**Written request:** Which lines in the records below contain the word "over"? Copy each of them.

[Recorded data]
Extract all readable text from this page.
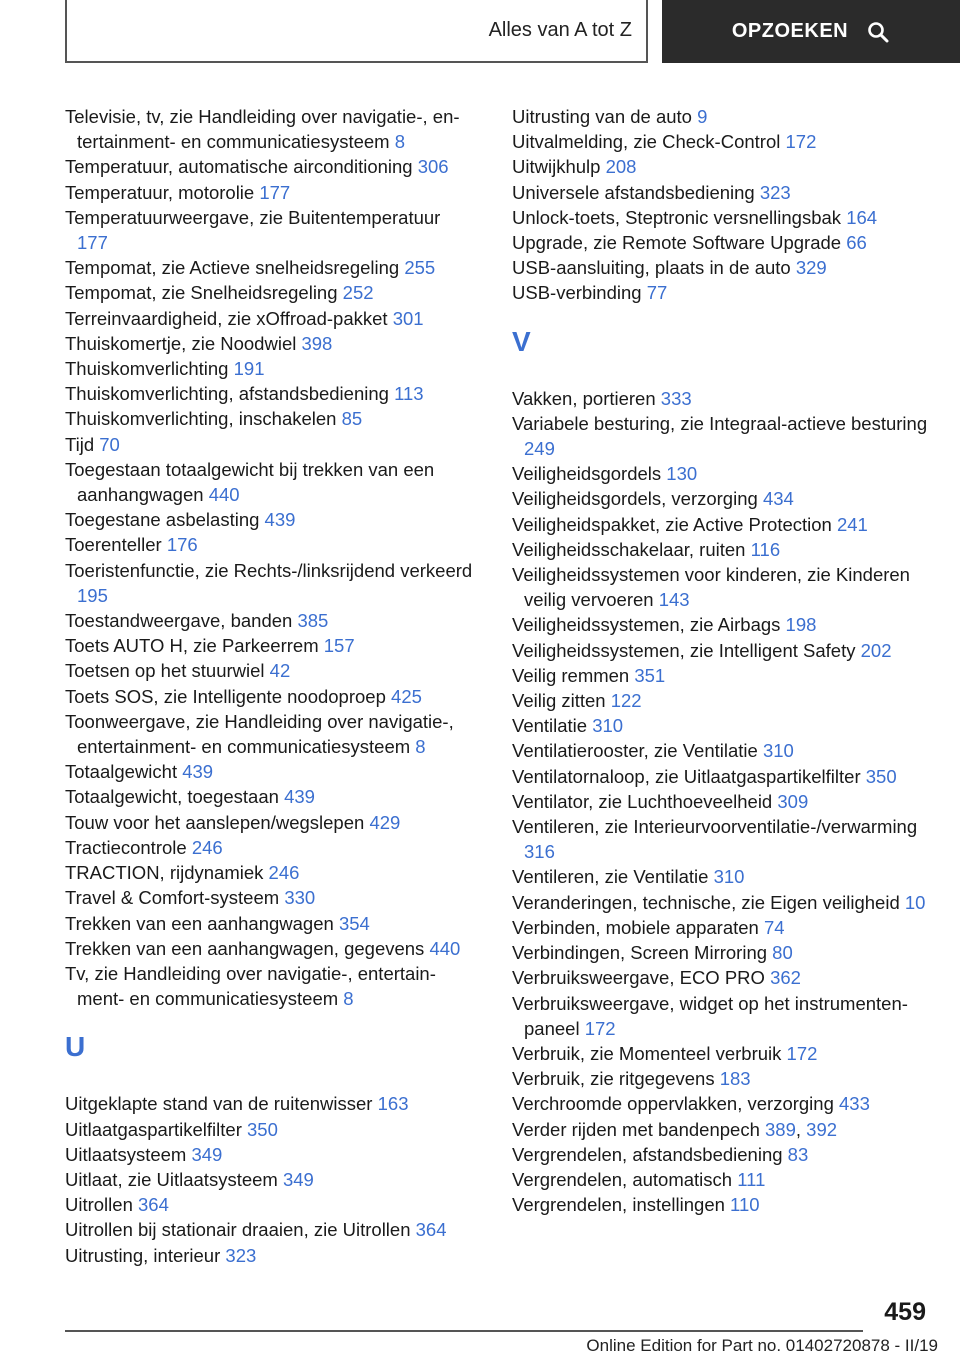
Alles van A tot Z	OPZOEKEN
Televisie, tv, zie Handleiding over navigatie-, entertainment- en communicatiesysteem 8
Temperatuur, automatische airconditioning 306
Temperatuur, motorolie 177
Temperatuurweergave, zie Buitentemperatuur 177
Tempomat, zie Actieve snelheidsregeling 255
Tempomat, zie Snelheidsregeling 252
Terreinvaardigheid, zie xOffroad-pakket 301
Thuiskomertje, zie Noodwiel 398
Thuiskomverlichting 191
Thuiskomverlichting, afstandsbediening 113
Thuiskomverlichting, inschakelen 85
Tijd 70
Toegestaan totaalgewicht bij trekken van een aanhangwagen 440
Toegestane asbelasting 439
Toerenteller 176
Toeristenfunctie, zie Rechts-/linksrijdend verkeerd 195
Toestandweergave, banden 385
Toets AUTO H, zie Parkeerrem 157
Toetsen op het stuurwiel 42
Toets SOS, zie Intelligente noodoproep 425
Toonweergave, zie Handleiding over navigatie-, entertainment- en communicatiesysteem 8
Totaalgewicht 439
Totaalgewicht, toegestaan 439
Touw voor het aanslepen/wegslepen 429
Tractiecontrole 246
TRACTION, rijdynamiek 246
Travel & Comfort-systeem 330
Trekken van een aanhangwagen 354
Trekken van een aanhangwagen, gegevens 440
Tv, zie Handleiding over navigatie-, entertainment- en communicatiesysteem 8
U
Uitgeklapte stand van de ruitenwisser 163
Uitlaatgaspartikelfilter 350
Uitlaatsysteem 349
Uitlaat, zie Uitlaatsysteem 349
Uitrollen 364
Uitrollen bij stationair draaien, zie Uitrollen 364
Uitrusting, interieur 323
Uitrusting van de auto 9
Uitvalmelding, zie Check-Control 172
Uitwijkhulp 208
Universele afstandsbediening 323
Unlock-toets, Steptronic versnellingsbak 164
Upgrade, zie Remote Software Upgrade 66
USB-aansluiting, plaats in de auto 329
USB-verbinding 77
V
Vakken, portieren 333
Variabele besturing, zie Integraal-actieve besturing 249
Veiligheidsgordels 130
Veiligheidsgordels, verzorging 434
Veiligheidspakket, zie Active Protection 241
Veiligheidsschakelaar, ruiten 116
Veiligheidssystemen voor kinderen, zie Kinderen veilig vervoeren 143
Veiligheidssystemen, zie Airbags 198
Veiligheidssystemen, zie Intelligent Safety 202
Veilig remmen 351
Veilig zitten 122
Ventilatie 310
Ventilatierooster, zie Ventilatie 310
Ventilatornaloop, zie Uitlaatgaspartikelfilter 350
Ventilator, zie Luchthoeveelheid 309
Ventileren, zie Interieurvoorventilatie-/verwarming 316
Ventileren, zie Ventilatie 310
Veranderingen, technische, zie Eigen veiligheid 10
Verbinden, mobiele apparaten 74
Verbindingen, Screen Mirroring 80
Verbruiksweergave, ECO PRO 362
Verbruiksweergave, widget op het instrumentenpaneel 172
Verbruik, zie Momenteel verbruik 172
Verbruik, zie ritgegevens 183
Verchroomde oppervlakken, verzorging 433
Verder rijden met bandenpech 389, 392
Vergrendelen, afstandsbediening 83
Vergrendelen, automatisch 111
Vergrendelen, instellingen 110
459
Online Edition for Part no. 01402720878 - II/19
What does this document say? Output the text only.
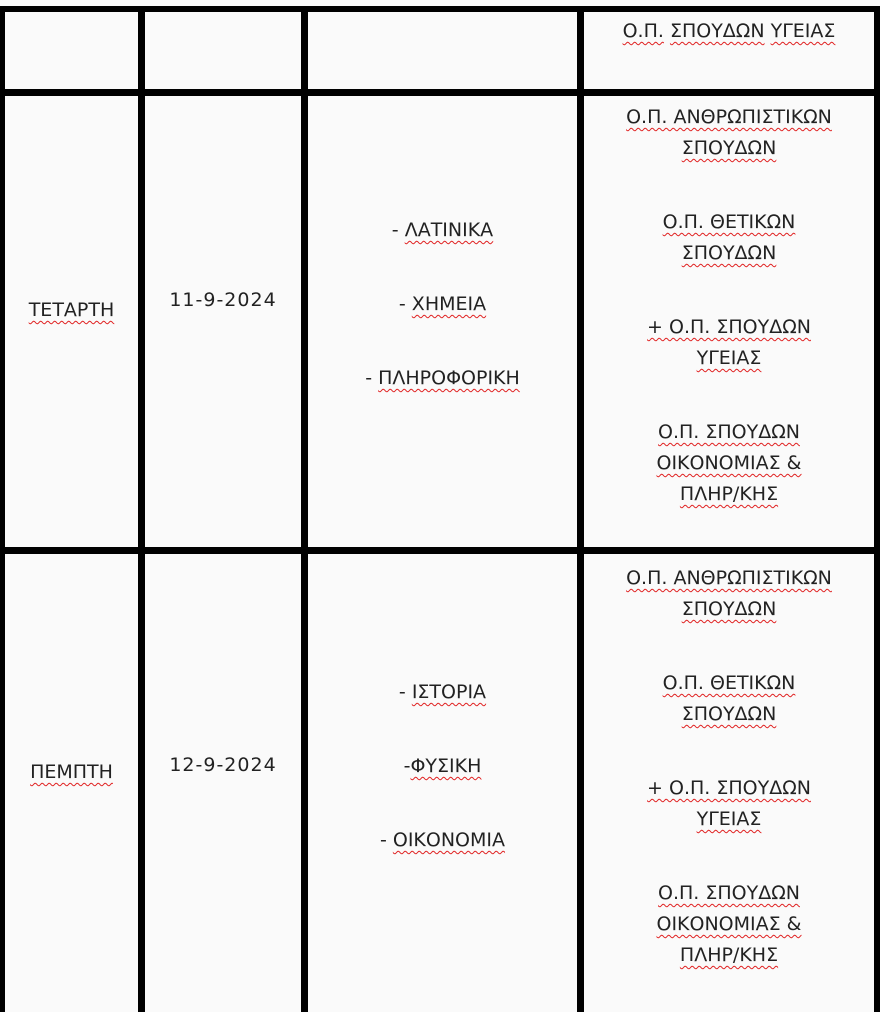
Ο.Π. ΣΠΟΥΔΩΝ ΥΓΕΙΑΣ
ΤΕΤΑΡΤΗ	11-9-2024
- ΛΑΤΙΝΙΚΑ
- ΧΗΜΕΙΑ
- ΠΛΗΡΟΦΟΡΙΚΗ
Ο.Π. ΑΝΘΡΩΠΙΣΤΙΚΩΝ
ΣΠΟΥΔΩΝ
Ο.Π. ΘΕΤΙΚΩΝ
ΣΠΟΥΔΩΝ
+ Ο.Π. ΣΠΟΥΔΩΝ
ΥΓΕΙΑΣ
Ο.Π. ΣΠΟΥΔΩΝ
ΟΙΚΟΝΟΜΙΑΣ &
ΠΛΗΡ/ΚΗΣ
ΠΕΜΠΤΗ	12-9-2024
- ΙΣΤΟΡΙΑ
-ΦΥΣΙΚΗ
- ΟΙΚΟΝΟΜΙΑ
Ο.Π. ΑΝΘΡΩΠΙΣΤΙΚΩΝ
ΣΠΟΥΔΩΝ
Ο.Π. ΘΕΤΙΚΩΝ
ΣΠΟΥΔΩΝ
+ Ο.Π. ΣΠΟΥΔΩΝ
ΥΓΕΙΑΣ
Ο.Π. ΣΠΟΥΔΩΝ
ΟΙΚΟΝΟΜΙΑΣ &
ΠΛΗΡ/ΚΗΣ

**Answer:**
Televisie, tv, zie Handleiding over navigatie-, entertainment- en communicatiesysteem 8
Toonweergave, zie Handleiding over navigatie-, entertainment- en communicatiesysteem 8
Tv, zie Handleiding over navigatie-, entertainment- en communicatiesysteem 8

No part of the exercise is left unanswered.